Belajar menangani Covid-19, semua negara tidak ada yang siap, termasuk Indonesia. Oleh karena itu, perlu dilakukan kesiapan-kesiapan atas segala potensi yang terjadi, ujar Dirjen Maxi, di Labuan Bajo.
Berkolaborasi dengan lintas sektor terkait, Kemenkes memastikan, destinasi wisata superprioritas itu siap menyambut datangnya para wisatawan dengan aman dan nyaman. Selain Kantor Kesehatan Pelabuhan sebagai penjaga pintu masuk negara, sejumlah sektor lain seperti TNI, Polri, Layanan Kesehatan Penerbang dan Ruang Angkasa Dinas Kesehatan TNI-AU (Lakespra), pemerintah daerah dan instansi pemerintah pusat lainnya.
Mengingat kawasan wisata Labuan Bajo berbasis kelautan, kantor kesehatan pelabuhan bertugas di garis depan untuk mendeteksi faktor-faktor peningkatan risiko penyakit. Mereka melakukan pengamatan surveilans penyakit, baik bagi pelancong yang masuk dan keluar.
Kemenkes juga menggandeng kantor pelabuhan ASDP, juga menggandeng TNI-AU untuk mengevakuasi termasuk imigrasi dan kepolisian yang berperan jika terjadi chaos ketika ada penolakan di masyarakat. Kemudian pihak swasta para pemilik perusahaan kapal. Supaya mereka tahu ketika kapal ditetapkan terjangkit dan sedang dikarantina, mereka harus patuh pada ketentuan, jelas Dirjen P2P Kemenkes.

#### Data Tinjauan:
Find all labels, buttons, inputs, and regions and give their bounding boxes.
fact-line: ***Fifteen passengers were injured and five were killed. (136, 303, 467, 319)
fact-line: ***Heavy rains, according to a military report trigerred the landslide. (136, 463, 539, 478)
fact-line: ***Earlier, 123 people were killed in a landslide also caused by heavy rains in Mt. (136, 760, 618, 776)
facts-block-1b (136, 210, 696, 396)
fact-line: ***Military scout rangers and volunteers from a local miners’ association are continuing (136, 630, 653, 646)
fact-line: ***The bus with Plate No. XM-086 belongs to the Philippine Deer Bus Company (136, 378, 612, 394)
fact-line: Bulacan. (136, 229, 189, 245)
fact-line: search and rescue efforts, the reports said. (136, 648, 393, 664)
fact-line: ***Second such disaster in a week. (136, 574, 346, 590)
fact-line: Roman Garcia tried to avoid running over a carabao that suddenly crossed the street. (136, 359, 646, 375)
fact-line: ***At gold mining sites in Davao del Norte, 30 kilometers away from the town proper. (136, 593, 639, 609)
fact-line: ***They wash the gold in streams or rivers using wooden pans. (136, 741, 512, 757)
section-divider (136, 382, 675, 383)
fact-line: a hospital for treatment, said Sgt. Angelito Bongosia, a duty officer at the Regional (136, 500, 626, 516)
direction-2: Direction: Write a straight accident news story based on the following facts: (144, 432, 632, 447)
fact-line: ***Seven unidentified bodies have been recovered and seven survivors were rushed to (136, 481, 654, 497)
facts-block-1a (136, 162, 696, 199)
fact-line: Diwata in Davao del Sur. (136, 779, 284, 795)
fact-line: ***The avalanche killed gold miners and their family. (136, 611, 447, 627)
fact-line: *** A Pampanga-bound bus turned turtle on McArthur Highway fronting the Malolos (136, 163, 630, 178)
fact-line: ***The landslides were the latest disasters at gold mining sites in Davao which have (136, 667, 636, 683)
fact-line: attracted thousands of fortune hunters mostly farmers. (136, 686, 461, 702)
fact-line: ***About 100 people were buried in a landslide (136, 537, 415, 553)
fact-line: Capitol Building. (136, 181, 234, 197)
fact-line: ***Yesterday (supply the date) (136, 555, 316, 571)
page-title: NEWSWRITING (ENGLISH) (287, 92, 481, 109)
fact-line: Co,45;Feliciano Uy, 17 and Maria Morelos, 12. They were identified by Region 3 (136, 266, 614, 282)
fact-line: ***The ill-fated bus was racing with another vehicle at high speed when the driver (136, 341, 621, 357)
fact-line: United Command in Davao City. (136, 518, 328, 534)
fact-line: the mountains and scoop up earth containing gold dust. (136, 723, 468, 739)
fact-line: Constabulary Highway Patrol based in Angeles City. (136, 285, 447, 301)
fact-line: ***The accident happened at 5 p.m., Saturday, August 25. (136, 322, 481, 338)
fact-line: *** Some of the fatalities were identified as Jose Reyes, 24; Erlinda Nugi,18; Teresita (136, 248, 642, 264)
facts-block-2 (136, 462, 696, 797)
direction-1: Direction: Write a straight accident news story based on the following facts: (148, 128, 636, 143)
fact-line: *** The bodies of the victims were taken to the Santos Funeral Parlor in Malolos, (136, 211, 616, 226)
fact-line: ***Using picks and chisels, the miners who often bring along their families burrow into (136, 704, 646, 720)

#### Memanfaatkan Informasi:
#1 Menurut teks tentang kesiapan kesehatan Labuan Bajo, apa tugas kantor kesehatan pelabuhan di garis depan?
#2 Tentukan apakah setiap pernyataan berikut sesuai dengan teks tentang kesiapan kesehatan Labuan Bajo. Jawab ya atau tidak, lalu kutip kata-kata penentunya dari teks.
(a) Indonesia sudah siap menangani Covid-19.
(b) Kemenkes menggandeng TNI-AU untuk melakukan evakuasi.
(c) Pengamatan surveilans penyakit hanya dilakukan bagi pelancong yang masuk.
#3 Lanjutkan teks tentang kesiapan kesehatan Labuan Bajo setelah kalimat terakhirnya.

#### Hasil Latihan:
#1 Mendeteksi faktor-faktor peningkatan risiko penyakit.

#2
(a) Tidak: "semua negara tidak ada yang siap, termasuk Indonesia"
(b) Ya: "juga menggandeng TNI-AU untuk mengevakuasi"
(c) Tidak: "baik bagi pelancong yang masuk dan keluar"

#3
Adapun ketika ada kasus penyakit, maka peran pemerintah daerah setelah prosedur karantina pintu masuk maka melakukan karantina wilayah. Begitu pasien dirujuk ke rumah sakit atau puskesmas maka kewenangan ada di pemerintah daerah untuk memastikan proses evakuasi berjalan dengan lancar.
Kemenkes mengingatkan masyarakat bahwa potensi terjadinya wabah penyakit tidak bisa dihindari. Menurutnya, semakin terbukanya transportasi dan perubahan lingkungan sangat memungkinkan terjadinya mutasi virus yang menimbulkan berbagai penyakit. Namun dengan kesiapsiagaan, semua itu dapat diatasi dengan baik.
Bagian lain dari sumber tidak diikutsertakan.